Sort through the entries below and pull out lines containing the word "Октябрьская".
=== MATERIAL SHOWN ===
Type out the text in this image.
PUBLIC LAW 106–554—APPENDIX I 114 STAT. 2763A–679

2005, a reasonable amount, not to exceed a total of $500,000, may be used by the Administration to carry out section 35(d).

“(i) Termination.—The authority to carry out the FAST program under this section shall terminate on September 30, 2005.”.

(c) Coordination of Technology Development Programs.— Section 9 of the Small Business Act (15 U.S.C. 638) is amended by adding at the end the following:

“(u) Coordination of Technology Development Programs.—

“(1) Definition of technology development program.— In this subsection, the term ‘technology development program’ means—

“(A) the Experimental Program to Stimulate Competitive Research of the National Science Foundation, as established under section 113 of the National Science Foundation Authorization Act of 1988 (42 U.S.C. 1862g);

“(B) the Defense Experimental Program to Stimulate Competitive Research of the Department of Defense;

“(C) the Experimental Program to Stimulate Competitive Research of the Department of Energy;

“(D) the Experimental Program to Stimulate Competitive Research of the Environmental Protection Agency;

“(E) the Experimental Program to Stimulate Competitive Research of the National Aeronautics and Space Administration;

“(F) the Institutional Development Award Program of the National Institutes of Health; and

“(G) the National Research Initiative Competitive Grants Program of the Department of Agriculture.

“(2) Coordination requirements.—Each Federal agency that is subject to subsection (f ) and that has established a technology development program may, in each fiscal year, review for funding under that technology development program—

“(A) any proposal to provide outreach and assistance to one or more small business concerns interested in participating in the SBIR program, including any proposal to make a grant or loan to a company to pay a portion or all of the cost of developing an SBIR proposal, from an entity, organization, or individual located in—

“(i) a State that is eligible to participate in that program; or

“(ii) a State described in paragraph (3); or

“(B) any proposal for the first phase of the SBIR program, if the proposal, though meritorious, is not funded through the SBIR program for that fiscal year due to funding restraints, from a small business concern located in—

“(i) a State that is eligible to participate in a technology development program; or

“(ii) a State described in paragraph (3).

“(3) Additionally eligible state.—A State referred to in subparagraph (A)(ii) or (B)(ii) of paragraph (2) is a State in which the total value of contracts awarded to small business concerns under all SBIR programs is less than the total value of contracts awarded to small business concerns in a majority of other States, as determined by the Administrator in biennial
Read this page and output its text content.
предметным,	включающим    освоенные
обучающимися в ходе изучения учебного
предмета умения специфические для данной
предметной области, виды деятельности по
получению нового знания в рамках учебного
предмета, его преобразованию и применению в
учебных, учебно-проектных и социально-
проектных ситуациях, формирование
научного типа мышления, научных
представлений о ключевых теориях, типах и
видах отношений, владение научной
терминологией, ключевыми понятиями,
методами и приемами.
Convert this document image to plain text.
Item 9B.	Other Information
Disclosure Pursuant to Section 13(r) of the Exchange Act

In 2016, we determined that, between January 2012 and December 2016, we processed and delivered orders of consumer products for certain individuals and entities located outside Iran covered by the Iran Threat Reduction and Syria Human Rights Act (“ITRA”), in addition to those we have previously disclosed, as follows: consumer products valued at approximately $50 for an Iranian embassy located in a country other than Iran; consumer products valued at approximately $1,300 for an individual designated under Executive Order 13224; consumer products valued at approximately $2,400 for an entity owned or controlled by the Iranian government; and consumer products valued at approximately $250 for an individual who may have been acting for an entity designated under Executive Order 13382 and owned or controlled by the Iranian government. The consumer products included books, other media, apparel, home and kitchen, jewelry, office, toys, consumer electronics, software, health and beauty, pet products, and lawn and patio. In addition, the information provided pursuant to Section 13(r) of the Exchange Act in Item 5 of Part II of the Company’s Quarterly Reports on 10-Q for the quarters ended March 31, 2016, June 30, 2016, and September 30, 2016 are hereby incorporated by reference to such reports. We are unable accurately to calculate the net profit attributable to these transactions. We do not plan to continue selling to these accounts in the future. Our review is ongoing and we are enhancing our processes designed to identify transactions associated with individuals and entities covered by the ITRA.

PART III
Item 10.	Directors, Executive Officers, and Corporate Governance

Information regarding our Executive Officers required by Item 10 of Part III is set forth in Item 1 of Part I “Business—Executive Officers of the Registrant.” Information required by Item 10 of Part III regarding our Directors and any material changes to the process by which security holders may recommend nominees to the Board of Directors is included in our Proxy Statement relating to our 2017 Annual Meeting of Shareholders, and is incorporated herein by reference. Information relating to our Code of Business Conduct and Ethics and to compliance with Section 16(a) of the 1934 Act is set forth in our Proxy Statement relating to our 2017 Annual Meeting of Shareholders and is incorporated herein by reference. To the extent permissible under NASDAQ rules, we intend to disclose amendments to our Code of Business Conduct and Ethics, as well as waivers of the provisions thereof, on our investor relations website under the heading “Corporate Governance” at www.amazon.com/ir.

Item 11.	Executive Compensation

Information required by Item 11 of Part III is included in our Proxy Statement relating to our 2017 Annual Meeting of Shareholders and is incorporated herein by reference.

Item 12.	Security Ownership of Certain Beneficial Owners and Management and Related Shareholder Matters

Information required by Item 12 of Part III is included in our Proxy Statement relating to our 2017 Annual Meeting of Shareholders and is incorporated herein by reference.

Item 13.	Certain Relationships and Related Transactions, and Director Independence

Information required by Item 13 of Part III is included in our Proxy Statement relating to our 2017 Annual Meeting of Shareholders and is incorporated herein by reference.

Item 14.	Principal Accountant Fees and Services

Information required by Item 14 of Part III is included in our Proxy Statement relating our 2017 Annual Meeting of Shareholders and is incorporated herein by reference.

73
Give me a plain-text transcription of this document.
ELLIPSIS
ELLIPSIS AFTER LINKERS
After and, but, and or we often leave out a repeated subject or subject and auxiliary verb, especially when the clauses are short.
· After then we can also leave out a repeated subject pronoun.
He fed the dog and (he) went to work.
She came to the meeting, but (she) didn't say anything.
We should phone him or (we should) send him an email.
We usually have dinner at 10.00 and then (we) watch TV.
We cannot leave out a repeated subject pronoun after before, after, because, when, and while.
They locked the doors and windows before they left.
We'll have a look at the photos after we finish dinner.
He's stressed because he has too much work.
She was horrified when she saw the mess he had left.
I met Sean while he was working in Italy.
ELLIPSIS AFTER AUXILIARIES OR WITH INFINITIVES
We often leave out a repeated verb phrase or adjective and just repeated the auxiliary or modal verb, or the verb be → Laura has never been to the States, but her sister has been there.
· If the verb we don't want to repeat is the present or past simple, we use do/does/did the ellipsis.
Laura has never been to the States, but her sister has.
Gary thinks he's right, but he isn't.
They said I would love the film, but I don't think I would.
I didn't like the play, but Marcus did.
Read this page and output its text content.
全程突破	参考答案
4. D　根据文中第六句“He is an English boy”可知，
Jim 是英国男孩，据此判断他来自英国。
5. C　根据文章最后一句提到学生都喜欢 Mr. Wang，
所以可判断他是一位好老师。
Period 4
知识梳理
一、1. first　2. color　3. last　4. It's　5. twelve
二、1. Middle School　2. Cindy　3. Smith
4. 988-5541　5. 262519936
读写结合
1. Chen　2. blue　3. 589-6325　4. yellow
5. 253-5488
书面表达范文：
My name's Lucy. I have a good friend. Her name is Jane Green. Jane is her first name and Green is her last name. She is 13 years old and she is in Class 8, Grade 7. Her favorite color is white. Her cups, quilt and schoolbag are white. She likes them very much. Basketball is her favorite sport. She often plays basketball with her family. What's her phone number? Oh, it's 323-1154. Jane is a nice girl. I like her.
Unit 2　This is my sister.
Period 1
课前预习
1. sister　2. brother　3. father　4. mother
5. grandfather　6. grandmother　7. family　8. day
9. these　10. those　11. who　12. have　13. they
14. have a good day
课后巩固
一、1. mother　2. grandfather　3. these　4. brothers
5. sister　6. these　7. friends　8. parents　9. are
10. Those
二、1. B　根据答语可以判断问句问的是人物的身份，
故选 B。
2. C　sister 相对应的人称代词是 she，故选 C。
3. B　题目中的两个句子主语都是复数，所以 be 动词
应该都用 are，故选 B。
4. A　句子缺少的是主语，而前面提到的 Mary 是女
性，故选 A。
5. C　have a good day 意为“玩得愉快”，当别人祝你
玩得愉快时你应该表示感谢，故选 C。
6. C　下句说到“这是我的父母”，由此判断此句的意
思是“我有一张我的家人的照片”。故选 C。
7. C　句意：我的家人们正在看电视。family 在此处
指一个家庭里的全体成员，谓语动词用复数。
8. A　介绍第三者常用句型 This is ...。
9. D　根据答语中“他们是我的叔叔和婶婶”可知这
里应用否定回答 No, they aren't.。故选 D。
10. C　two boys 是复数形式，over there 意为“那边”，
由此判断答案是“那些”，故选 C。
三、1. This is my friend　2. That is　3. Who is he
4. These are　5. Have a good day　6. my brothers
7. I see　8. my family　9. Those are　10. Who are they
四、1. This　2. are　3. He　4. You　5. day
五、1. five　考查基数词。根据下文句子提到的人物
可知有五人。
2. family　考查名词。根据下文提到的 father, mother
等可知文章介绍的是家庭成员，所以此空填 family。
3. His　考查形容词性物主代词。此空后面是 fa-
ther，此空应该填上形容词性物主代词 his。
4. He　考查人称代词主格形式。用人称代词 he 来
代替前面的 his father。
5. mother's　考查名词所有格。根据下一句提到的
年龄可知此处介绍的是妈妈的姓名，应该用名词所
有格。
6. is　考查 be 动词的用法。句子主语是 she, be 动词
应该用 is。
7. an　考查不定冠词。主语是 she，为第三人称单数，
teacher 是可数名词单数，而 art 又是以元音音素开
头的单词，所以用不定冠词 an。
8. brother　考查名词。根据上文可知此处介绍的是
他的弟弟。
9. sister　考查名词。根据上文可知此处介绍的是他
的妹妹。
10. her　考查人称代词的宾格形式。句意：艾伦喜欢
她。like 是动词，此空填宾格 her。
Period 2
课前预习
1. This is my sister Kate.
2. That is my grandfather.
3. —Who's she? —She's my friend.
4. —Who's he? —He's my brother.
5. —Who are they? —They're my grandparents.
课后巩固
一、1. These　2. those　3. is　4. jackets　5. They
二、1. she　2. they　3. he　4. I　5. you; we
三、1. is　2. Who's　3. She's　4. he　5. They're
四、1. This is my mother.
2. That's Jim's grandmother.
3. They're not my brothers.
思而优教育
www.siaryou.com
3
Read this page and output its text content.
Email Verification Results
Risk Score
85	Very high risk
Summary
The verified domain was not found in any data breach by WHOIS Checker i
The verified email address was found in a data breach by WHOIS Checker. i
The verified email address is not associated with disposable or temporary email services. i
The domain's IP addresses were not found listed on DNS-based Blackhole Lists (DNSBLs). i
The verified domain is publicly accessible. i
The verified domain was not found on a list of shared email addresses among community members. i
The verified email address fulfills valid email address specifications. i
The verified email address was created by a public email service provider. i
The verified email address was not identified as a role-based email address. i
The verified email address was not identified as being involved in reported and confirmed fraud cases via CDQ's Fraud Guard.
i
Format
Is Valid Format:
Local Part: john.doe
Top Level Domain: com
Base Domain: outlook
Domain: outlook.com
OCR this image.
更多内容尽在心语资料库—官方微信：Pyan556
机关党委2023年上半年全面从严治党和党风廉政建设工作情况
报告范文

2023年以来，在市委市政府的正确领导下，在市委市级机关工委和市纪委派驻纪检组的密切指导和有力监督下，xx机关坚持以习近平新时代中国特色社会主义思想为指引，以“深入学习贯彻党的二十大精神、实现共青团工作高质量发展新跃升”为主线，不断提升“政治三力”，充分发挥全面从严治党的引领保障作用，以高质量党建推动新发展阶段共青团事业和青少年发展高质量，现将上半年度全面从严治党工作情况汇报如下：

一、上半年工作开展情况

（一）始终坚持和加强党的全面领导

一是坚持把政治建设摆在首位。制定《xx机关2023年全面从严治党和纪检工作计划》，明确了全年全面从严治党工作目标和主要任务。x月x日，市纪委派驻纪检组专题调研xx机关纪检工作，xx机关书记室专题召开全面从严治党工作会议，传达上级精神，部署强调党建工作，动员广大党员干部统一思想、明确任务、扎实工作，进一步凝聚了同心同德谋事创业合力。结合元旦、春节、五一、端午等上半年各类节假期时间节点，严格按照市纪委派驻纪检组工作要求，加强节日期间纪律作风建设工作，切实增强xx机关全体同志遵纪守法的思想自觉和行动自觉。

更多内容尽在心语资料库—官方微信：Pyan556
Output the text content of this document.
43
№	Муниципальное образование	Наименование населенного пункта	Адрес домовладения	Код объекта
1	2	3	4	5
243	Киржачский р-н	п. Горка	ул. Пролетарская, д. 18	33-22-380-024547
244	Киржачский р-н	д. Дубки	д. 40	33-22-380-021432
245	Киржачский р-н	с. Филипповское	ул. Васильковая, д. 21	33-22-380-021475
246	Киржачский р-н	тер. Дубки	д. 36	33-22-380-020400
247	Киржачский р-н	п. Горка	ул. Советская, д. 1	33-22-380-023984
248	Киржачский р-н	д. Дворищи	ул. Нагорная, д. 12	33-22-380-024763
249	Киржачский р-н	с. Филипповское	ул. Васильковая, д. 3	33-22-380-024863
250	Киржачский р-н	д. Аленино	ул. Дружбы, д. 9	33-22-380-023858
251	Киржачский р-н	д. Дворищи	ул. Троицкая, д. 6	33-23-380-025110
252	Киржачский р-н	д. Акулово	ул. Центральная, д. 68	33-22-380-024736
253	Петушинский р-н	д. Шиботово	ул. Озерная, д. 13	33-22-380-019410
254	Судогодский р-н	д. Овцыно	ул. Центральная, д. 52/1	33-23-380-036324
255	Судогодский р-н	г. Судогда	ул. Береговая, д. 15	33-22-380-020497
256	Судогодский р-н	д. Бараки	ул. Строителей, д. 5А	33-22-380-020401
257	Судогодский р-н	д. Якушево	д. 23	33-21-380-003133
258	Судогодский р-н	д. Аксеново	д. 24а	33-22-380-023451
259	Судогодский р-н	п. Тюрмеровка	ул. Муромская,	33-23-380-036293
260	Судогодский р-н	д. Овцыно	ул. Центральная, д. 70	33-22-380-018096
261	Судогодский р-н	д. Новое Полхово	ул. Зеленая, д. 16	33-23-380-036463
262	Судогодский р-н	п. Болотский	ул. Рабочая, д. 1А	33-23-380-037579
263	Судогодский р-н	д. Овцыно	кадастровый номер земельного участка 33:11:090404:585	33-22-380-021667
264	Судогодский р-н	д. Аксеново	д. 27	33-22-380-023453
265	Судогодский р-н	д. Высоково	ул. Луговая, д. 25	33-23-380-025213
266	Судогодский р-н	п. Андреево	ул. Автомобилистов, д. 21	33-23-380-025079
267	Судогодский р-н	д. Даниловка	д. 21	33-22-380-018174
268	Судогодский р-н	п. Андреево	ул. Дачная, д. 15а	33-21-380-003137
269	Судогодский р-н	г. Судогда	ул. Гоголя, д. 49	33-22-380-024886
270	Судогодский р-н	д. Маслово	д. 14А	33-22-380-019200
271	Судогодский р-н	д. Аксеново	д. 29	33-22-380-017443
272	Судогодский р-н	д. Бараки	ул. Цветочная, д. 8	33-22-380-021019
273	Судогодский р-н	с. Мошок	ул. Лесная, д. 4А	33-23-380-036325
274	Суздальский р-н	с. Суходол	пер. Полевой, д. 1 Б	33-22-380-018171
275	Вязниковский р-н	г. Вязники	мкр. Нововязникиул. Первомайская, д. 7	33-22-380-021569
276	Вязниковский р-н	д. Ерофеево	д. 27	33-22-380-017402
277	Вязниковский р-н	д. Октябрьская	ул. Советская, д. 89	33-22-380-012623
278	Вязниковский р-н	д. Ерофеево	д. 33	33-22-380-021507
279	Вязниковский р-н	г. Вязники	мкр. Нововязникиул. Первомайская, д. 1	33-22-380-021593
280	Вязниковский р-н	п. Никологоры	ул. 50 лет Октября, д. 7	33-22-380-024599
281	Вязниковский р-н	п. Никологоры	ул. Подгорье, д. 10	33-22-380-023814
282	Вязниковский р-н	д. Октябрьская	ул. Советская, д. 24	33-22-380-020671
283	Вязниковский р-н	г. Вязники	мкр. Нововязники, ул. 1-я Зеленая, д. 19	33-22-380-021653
===
- _EXERCISE RESPONSE_:
277	Вязниковский р-н	д. Октябрьская	ул. Советская, д. 89	33-22-380-012623
282	Вязниковский р-н	д. Октябрьская	ул. Советская, д. 24	33-22-380-020671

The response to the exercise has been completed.